**WORK TO COMPLETE**. Find the word "권리범위확인심판을" in the data. Return every line where it appears.

**DATA FOR THE TASK**.
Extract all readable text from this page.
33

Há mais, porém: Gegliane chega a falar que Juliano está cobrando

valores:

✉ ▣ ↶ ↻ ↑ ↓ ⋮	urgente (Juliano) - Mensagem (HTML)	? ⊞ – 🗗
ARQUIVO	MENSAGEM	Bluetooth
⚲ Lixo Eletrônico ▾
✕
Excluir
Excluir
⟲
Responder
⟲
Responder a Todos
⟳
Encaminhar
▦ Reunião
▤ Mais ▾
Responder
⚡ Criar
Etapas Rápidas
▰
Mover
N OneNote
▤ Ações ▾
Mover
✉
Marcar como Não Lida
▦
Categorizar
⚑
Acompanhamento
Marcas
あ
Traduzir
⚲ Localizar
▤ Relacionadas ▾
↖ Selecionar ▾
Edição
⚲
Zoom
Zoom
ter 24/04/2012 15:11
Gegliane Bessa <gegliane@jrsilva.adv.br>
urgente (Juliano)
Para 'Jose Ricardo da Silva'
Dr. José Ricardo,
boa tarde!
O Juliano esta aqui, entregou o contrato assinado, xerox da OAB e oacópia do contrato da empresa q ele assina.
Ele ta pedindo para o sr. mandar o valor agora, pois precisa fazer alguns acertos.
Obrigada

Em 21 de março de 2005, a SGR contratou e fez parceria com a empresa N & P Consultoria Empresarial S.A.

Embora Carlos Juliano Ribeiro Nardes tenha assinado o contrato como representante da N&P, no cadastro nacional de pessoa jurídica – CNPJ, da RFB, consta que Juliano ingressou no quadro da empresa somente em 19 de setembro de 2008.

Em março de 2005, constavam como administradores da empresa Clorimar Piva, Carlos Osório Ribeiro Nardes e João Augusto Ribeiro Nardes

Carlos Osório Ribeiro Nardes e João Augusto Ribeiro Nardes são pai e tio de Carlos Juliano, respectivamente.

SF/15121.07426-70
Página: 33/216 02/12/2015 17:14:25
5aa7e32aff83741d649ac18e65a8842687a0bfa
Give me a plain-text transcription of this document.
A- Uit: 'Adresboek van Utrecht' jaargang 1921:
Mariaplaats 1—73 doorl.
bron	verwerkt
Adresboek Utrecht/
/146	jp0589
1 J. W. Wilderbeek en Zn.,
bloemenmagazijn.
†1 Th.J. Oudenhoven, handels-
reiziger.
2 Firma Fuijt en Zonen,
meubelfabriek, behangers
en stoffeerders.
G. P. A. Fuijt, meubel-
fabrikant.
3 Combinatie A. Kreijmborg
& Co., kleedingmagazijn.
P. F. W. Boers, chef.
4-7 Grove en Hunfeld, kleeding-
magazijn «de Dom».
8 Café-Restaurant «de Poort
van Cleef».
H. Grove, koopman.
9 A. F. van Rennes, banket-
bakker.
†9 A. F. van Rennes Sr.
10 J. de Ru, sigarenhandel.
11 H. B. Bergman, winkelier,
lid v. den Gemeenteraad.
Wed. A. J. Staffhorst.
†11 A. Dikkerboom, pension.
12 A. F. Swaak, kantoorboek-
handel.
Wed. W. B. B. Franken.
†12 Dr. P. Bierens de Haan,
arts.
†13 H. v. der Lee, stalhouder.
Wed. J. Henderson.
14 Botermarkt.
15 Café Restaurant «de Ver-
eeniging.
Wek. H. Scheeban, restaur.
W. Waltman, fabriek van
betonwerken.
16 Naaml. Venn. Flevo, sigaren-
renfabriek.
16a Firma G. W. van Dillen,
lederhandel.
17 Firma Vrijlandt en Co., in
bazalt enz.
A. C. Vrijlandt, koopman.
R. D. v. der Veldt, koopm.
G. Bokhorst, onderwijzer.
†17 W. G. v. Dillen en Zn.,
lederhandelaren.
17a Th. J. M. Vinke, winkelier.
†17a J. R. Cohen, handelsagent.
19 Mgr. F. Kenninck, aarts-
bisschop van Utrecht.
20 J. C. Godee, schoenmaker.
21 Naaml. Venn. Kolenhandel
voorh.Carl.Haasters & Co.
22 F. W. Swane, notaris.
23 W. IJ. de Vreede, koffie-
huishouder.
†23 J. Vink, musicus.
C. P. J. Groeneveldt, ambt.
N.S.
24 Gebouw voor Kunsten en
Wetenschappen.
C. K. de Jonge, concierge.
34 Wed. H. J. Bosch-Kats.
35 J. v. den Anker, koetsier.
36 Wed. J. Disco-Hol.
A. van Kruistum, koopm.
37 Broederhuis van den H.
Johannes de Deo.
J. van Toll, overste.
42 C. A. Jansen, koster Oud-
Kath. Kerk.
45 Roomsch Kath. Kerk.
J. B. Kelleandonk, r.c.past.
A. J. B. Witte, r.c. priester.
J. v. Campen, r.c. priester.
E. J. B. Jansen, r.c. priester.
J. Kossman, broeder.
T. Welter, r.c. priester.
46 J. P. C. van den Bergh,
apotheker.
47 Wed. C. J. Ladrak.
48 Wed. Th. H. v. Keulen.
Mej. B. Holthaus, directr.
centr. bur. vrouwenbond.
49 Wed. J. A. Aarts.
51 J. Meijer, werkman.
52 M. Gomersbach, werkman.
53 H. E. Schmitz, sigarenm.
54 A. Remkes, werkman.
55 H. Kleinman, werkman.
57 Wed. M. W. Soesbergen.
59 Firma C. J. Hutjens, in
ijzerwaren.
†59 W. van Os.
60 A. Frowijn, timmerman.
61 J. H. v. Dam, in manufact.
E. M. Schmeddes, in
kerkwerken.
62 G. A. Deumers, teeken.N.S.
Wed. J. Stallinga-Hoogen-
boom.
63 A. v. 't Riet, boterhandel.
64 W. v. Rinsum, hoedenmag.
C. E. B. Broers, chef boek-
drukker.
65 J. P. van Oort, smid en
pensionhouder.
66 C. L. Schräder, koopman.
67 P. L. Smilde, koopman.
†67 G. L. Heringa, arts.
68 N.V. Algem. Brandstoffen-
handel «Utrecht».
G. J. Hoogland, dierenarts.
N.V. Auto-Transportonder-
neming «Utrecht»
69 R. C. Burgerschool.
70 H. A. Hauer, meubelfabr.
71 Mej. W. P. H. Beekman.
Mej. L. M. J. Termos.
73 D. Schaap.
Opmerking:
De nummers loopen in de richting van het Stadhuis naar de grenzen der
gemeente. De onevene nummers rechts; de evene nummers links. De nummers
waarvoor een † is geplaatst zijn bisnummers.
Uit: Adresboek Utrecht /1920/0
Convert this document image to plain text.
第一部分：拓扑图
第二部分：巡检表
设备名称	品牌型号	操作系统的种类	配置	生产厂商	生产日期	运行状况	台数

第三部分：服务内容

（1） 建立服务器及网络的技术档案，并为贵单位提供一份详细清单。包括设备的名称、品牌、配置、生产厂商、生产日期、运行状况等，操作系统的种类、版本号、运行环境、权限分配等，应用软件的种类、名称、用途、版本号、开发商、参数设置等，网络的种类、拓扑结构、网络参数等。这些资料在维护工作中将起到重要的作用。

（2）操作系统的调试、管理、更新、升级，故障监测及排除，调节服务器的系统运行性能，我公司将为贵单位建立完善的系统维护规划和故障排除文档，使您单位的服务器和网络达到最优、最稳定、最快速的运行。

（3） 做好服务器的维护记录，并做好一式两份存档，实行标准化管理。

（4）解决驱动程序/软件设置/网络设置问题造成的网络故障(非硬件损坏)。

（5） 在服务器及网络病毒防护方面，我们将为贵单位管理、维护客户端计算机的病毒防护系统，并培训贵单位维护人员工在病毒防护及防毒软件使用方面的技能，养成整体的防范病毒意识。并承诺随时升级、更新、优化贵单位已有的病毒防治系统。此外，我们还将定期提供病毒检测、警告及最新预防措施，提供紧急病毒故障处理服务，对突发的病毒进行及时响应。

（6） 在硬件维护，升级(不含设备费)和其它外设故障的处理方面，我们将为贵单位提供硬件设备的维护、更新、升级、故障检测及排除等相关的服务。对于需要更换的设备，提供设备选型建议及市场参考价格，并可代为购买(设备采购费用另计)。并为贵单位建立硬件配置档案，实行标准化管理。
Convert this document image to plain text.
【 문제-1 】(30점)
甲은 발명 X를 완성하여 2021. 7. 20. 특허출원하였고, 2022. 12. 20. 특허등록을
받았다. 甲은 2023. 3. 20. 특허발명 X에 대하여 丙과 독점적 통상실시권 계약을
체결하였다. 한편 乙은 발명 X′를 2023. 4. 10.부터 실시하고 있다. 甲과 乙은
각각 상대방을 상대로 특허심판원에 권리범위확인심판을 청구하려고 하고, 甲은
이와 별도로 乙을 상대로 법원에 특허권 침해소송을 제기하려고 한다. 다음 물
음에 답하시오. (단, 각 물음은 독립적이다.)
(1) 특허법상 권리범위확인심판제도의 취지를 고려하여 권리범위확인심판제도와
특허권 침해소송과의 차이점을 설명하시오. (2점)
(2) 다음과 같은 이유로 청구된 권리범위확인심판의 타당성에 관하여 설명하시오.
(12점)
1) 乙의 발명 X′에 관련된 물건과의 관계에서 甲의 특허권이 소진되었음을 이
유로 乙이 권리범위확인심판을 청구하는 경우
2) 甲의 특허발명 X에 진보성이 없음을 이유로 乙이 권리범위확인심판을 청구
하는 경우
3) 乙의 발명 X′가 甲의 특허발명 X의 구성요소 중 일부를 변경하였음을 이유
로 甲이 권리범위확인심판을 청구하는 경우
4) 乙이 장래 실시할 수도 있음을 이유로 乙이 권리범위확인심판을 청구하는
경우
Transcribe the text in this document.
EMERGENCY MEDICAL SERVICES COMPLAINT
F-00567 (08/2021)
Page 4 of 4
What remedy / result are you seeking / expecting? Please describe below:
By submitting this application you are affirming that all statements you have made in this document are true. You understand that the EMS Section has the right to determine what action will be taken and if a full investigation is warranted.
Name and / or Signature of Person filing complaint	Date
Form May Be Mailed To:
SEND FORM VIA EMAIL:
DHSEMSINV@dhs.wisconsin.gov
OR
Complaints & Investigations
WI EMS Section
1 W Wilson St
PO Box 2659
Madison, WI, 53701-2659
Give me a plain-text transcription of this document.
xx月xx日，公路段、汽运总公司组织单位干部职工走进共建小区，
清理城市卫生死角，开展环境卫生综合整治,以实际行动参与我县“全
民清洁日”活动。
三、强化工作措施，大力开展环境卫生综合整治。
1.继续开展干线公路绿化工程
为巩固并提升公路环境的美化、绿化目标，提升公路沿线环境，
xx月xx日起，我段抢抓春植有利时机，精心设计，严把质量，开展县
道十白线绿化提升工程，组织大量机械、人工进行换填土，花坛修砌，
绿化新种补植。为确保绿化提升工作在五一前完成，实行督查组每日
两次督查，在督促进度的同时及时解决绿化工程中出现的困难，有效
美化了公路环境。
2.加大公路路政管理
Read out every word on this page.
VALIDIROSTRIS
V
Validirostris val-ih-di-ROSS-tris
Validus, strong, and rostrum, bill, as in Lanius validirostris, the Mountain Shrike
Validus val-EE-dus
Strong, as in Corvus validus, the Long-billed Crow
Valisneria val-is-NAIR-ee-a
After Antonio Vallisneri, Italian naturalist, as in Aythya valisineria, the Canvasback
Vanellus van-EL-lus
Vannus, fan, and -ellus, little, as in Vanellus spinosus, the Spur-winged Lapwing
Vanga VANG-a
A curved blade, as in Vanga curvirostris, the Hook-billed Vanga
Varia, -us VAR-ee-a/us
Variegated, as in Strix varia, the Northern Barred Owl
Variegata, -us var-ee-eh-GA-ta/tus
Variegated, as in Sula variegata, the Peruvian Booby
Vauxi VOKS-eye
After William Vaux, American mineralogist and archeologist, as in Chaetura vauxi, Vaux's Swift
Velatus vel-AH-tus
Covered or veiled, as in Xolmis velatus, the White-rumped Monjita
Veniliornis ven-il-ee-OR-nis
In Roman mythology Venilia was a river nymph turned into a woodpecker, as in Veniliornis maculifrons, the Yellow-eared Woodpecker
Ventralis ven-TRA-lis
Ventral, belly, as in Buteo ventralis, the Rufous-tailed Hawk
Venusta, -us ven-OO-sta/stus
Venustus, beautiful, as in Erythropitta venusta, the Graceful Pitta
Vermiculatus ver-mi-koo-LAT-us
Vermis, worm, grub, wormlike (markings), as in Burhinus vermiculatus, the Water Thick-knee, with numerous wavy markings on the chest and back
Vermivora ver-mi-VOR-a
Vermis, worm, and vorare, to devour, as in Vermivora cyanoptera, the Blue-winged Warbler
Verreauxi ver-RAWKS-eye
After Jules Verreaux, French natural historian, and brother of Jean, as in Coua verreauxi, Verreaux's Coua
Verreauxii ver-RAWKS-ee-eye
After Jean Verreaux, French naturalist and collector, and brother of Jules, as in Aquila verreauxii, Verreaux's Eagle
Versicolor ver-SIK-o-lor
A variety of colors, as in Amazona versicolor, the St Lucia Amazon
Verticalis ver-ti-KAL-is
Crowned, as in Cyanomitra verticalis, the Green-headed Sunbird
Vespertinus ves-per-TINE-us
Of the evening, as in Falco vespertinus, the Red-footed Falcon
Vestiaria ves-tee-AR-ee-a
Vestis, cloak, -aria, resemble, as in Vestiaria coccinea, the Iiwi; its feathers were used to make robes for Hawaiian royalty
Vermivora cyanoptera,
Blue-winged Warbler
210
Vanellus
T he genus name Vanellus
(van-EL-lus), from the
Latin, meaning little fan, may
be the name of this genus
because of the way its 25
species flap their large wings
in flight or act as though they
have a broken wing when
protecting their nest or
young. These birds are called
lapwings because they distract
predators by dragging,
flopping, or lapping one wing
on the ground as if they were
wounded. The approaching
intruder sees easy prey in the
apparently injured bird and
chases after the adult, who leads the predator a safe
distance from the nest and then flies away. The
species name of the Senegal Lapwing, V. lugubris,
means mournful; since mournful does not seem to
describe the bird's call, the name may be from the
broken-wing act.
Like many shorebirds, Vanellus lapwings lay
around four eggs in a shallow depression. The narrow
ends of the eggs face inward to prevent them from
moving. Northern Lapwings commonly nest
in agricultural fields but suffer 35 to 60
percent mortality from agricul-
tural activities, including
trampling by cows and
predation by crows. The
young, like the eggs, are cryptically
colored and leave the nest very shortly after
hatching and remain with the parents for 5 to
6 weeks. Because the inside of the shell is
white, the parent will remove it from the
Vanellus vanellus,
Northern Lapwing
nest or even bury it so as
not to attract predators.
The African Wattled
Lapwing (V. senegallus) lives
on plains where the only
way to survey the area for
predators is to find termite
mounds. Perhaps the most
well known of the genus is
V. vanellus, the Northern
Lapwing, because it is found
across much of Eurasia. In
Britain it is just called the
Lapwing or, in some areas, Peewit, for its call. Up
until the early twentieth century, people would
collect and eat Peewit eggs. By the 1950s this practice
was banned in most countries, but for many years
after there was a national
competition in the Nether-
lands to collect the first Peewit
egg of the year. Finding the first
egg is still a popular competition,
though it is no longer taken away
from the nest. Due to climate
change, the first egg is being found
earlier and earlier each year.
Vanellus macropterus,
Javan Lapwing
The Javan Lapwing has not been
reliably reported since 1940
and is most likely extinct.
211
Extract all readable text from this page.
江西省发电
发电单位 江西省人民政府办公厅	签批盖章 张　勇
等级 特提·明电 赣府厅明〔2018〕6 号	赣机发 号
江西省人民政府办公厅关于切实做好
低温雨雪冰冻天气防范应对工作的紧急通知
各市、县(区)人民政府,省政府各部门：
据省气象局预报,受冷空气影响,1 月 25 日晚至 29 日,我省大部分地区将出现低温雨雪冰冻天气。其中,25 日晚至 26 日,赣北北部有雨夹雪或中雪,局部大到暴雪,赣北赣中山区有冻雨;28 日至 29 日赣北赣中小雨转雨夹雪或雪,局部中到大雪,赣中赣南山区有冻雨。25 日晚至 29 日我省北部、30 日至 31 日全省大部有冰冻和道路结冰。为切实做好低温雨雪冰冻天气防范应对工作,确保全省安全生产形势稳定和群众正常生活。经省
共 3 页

**RESPONSE TO THIS EXERCISE**.
각각 상대방을 상대로 특허심판원에 권리범위확인심판을 청구하려고 하고, 甲은
유로 乙이 권리범위확인심판을 청구하는 경우
2) 甲의 특허발명 X에 진보성이 없음을 이유로 乙이 권리범위확인심판을 청구
로 甲이 권리범위확인심판을 청구하는 경우
4) 乙이 장래 실시할 수도 있음을 이유로 乙이 권리범위확인심판을 청구하는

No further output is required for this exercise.